## Material shown
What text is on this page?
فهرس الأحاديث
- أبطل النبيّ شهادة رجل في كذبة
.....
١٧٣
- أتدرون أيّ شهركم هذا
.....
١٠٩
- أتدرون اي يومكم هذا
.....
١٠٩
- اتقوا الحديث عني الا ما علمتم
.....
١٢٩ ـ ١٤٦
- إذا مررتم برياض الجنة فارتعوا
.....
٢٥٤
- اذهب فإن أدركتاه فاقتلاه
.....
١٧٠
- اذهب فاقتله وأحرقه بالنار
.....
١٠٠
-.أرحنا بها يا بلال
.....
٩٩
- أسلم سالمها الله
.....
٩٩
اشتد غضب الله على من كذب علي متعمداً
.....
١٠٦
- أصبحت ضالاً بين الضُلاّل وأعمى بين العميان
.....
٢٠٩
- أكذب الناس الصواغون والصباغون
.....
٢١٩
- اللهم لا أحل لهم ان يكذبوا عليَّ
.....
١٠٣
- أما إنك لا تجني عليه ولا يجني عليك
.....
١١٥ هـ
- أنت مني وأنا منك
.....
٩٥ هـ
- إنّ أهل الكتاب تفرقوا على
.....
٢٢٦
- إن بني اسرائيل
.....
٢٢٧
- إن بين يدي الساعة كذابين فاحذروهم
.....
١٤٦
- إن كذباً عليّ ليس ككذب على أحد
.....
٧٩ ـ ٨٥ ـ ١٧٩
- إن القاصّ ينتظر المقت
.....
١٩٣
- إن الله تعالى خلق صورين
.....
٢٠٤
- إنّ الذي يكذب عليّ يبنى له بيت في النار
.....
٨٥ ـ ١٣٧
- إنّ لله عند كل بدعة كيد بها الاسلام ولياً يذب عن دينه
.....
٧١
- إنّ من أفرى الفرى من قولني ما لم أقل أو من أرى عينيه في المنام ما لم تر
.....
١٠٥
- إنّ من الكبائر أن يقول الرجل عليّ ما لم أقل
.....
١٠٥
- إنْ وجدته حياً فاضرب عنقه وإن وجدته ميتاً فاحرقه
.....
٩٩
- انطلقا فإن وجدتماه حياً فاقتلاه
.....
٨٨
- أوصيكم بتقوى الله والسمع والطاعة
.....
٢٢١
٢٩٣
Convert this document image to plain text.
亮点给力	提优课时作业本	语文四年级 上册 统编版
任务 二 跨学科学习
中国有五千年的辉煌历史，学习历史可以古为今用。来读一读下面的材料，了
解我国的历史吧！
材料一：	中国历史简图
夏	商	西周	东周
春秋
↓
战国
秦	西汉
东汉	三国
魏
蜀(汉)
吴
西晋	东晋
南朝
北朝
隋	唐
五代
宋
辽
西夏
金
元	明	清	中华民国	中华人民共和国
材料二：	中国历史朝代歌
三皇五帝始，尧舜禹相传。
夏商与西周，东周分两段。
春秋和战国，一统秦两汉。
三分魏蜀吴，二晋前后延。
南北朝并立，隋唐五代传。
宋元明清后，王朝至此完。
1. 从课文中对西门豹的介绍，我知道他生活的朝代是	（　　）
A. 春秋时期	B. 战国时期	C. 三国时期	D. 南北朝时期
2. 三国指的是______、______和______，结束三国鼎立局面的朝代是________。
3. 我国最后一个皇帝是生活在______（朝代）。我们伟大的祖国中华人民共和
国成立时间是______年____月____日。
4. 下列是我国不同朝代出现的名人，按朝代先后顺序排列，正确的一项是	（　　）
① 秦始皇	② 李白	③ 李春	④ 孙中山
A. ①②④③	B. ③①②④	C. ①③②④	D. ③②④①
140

## Do this
Repeat only the stretch of lines that begins at the line containing "Convert this document image to plain text." and ends at the last line above, both included.

## Task output
Convert this document image to plain text.
亮点给力	提优课时作业本	语文四年级 上册 统编版
任务 二 跨学科学习
中国有五千年的辉煌历史，学习历史可以古为今用。来读一读下面的材料，了
解我国的历史吧！
材料一：	中国历史简图
夏	商	西周	东周
春秋
↓
战国
秦	西汉
东汉	三国
魏
蜀(汉)
吴
西晋	东晋
南朝
北朝
隋	唐
五代
宋
辽
西夏
金
元	明	清	中华民国	中华人民共和国
材料二：	中国历史朝代歌
三皇五帝始，尧舜禹相传。
夏商与西周，东周分两段。
春秋和战国，一统秦两汉。
三分魏蜀吴，二晋前后延。
南北朝并立，隋唐五代传。
宋元明清后，王朝至此完。
1. 从课文中对西门豹的介绍，我知道他生活的朝代是	（　　）
A. 春秋时期	B. 战国时期	C. 三国时期	D. 南北朝时期
2. 三国指的是______、______和______，结束三国鼎立局面的朝代是________。
3. 我国最后一个皇帝是生活在______（朝代）。我们伟大的祖国中华人民共和
国成立时间是______年____月____日。
4. 下列是我国不同朝代出现的名人，按朝代先后顺序排列，正确的一项是	（　　）
① 秦始皇	② 李白	③ 李春	④ 孙中山
A. ①②④③	B. ③①②④	C. ①③②④	D. ③②④①
140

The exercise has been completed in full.